[Extracted data]
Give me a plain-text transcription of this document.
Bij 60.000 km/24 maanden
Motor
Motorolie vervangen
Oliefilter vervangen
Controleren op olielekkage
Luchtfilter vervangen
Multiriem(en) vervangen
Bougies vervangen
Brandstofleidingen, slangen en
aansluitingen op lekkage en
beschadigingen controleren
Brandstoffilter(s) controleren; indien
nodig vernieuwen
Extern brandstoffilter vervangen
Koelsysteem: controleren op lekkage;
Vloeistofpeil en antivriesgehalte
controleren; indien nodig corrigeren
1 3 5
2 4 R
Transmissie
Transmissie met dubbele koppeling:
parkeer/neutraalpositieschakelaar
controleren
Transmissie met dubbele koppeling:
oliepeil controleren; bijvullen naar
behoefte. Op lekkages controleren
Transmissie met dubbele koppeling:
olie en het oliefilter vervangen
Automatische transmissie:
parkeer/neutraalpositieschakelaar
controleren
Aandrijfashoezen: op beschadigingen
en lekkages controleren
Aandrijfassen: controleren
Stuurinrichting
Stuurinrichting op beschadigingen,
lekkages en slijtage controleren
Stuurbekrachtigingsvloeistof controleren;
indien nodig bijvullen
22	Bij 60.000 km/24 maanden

[Objective] Write out the full listing, keeping every line exactly as it is.

[Task output]
Give me a plain-text transcription of this document.
Bij 60.000 km/24 maanden
Motor
Motorolie vervangen
Oliefilter vervangen
Controleren op olielekkage
Luchtfilter vervangen
Multiriem(en) vervangen
Bougies vervangen
Brandstofleidingen, slangen en
aansluitingen op lekkage en
beschadigingen controleren
Brandstoffilter(s) controleren; indien
nodig vernieuwen
Extern brandstoffilter vervangen
Koelsysteem: controleren op lekkage;
Vloeistofpeil en antivriesgehalte
controleren; indien nodig corrigeren
1 3 5
2 4 R
Transmissie
Transmissie met dubbele koppeling:
parkeer/neutraalpositieschakelaar
controleren
Transmissie met dubbele koppeling:
oliepeil controleren; bijvullen naar
behoefte. Op lekkages controleren
Transmissie met dubbele koppeling:
olie en het oliefilter vervangen
Automatische transmissie:
parkeer/neutraalpositieschakelaar
controleren
Aandrijfashoezen: op beschadigingen
en lekkages controleren
Aandrijfassen: controleren
Stuurinrichting
Stuurinrichting op beschadigingen,
lekkages en slijtage controleren
Stuurbekrachtigingsvloeistof controleren;
indien nodig bijvullen
22	Bij 60.000 km/24 maanden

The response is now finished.